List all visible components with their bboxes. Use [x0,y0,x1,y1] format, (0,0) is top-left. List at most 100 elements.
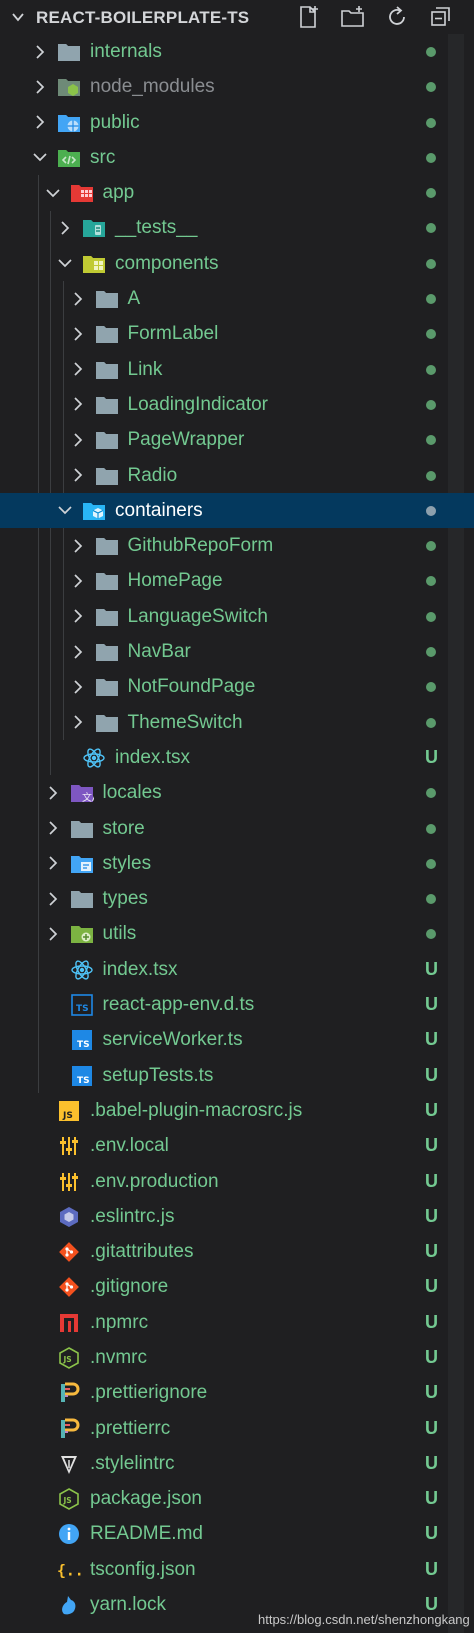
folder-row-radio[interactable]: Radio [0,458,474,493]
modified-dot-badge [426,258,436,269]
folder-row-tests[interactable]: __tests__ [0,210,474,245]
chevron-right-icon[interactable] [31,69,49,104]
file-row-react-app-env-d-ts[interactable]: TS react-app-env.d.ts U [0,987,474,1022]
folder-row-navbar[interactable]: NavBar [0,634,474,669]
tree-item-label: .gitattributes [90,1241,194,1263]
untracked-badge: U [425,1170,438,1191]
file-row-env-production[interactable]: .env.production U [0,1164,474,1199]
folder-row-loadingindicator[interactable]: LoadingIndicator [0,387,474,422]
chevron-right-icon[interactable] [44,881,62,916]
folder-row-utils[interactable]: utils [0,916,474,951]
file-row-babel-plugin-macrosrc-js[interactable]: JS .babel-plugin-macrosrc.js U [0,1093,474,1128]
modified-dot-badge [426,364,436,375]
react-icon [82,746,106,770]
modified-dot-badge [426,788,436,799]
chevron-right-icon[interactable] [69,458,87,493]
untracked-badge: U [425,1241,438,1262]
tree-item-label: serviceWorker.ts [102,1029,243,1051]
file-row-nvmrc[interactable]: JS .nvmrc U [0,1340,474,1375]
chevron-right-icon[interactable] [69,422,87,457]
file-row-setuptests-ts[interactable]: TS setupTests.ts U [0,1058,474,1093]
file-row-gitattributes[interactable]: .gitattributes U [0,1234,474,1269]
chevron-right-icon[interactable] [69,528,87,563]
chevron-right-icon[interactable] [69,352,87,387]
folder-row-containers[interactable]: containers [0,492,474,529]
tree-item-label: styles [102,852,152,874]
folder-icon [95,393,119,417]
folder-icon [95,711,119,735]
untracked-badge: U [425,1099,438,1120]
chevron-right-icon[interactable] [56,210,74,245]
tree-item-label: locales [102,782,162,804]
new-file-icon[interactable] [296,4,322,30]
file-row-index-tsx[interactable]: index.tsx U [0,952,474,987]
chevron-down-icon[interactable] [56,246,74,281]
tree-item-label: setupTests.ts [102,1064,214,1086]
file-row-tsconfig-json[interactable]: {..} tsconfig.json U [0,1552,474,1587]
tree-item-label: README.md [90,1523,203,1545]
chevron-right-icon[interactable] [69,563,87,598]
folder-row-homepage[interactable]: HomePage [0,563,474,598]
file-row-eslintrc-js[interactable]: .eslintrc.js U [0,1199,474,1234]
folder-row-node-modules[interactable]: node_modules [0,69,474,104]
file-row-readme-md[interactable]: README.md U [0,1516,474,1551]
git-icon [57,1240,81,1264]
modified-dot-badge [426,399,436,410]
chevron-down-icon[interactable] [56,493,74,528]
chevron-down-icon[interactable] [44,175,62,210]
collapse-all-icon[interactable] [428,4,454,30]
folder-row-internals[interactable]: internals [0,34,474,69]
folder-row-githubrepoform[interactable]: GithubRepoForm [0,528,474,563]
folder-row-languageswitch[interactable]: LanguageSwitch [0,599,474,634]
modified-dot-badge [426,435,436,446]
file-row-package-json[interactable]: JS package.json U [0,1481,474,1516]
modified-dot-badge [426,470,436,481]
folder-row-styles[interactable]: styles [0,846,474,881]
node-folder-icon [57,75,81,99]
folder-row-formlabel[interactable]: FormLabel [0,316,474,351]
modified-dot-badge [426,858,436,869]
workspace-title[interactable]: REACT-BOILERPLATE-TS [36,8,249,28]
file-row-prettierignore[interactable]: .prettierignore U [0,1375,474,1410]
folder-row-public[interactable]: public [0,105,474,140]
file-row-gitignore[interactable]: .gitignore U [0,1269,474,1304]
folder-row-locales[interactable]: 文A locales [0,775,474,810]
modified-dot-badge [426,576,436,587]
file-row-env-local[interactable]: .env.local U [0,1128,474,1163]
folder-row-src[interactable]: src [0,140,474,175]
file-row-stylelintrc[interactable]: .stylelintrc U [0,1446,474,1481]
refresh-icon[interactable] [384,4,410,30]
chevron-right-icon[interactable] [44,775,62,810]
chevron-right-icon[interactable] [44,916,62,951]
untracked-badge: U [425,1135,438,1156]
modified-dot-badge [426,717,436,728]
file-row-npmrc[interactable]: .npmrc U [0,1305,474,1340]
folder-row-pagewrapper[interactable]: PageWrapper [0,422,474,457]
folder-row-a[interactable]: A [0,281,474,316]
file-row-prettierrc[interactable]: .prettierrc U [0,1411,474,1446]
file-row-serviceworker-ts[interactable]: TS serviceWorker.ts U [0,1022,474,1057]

════════════════

### Exercise brief:
Reproduce everything from the line containing "folder-row-radio[interactable]: Radio [0,458,474,493]" down to the line containing "chevron-right-icon[interactable] [69,422,87,457]", swapping "untracked-badge" for "status-badge" and leaving all else as is.

### Exercise output:
folder-row-radio[interactable]: Radio [0,458,474,493]
modified-dot-badge [426,258,436,269]
folder-row-tests[interactable]: __tests__ [0,210,474,245]
chevron-right-icon[interactable] [31,69,49,104]
file-row-react-app-env-d-ts[interactable]: TS react-app-env.d.ts U [0,987,474,1022]
folder-row-navbar[interactable]: NavBar [0,634,474,669]
tree-item-label: .gitattributes [90,1241,194,1263]
status-badge: U [425,1170,438,1191]
file-row-env-production[interactable]: .env.production U [0,1164,474,1199]
folder-row-loadingindicator[interactable]: LoadingIndicator [0,387,474,422]
chevron-right-icon[interactable] [44,881,62,916]
folder-row-utils[interactable]: utils [0,916,474,951]
file-row-babel-plugin-macrosrc-js[interactable]: JS .babel-plugin-macrosrc.js U [0,1093,474,1128]
modified-dot-badge [426,364,436,375]
react-icon [82,746,106,770]
modified-dot-badge [426,788,436,799]
chevron-right-icon[interactable] [69,458,87,493]
status-badge: U [425,1241,438,1262]
tree-item-label: serviceWorker.ts [102,1029,243,1051]
file-row-nvmrc[interactable]: JS .nvmrc U [0,1340,474,1375]
chevron-right-icon[interactable] [69,422,87,457]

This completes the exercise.